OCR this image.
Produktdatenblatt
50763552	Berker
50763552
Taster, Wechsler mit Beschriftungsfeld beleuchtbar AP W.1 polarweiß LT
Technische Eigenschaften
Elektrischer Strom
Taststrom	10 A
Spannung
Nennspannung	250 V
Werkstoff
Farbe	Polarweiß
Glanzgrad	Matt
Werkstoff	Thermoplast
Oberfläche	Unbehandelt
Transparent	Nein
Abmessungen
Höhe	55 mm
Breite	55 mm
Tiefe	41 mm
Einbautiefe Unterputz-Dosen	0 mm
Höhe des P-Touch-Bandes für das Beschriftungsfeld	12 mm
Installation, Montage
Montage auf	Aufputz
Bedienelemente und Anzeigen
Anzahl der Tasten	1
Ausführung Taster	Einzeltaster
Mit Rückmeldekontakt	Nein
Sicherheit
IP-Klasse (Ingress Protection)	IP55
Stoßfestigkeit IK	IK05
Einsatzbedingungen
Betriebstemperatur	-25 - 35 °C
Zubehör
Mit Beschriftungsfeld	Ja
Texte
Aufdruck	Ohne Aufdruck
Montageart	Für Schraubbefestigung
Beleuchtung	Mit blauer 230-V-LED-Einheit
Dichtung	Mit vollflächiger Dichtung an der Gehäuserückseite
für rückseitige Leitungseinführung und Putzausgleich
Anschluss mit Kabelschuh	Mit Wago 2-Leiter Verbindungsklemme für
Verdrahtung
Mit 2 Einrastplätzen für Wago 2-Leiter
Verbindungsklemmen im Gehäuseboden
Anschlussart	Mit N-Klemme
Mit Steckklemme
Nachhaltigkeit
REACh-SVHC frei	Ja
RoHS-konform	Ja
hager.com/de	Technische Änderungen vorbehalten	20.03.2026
┄┄┄┄┄┄┄┄┄┄┄┄┄┄┄┄┄┄┄┄
### [Stated task]
Count the lines that hold the string "Wago", and reply with that number alone.

### [Response below]
2